*** MATERIAL ***
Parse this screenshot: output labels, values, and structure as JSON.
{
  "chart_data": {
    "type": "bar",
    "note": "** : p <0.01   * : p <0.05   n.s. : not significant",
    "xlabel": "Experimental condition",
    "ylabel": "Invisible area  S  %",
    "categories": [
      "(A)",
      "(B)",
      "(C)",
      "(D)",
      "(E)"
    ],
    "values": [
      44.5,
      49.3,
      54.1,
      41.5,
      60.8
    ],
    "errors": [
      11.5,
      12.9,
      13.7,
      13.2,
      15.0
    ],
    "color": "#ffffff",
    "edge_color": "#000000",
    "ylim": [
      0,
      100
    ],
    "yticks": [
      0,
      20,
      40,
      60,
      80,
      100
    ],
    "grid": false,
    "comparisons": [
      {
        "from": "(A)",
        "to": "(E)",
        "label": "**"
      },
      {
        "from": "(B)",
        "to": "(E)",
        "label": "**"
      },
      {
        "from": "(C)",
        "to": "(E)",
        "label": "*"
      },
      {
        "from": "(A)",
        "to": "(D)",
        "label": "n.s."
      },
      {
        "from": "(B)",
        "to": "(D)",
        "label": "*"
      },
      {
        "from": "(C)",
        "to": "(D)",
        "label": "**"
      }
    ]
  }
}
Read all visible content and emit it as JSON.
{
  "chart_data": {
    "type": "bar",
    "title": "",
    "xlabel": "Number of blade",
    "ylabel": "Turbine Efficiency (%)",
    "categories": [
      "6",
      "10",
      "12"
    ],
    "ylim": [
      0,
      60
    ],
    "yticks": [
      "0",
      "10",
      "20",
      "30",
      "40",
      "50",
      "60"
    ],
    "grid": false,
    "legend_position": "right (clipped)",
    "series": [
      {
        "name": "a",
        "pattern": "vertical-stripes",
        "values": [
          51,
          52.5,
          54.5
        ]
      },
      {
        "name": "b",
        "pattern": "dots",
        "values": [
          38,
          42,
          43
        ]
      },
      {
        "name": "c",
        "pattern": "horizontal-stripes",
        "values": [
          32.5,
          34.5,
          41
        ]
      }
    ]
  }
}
***
WHAT YOU HAVE TO DO
From the data above, copy each line that has the string "pattern".

RESULT FOR THIS EXERCISE
        "pattern": "vertical-stripes",
        "pattern": "dots",
        "pattern": "horizontal-stripes",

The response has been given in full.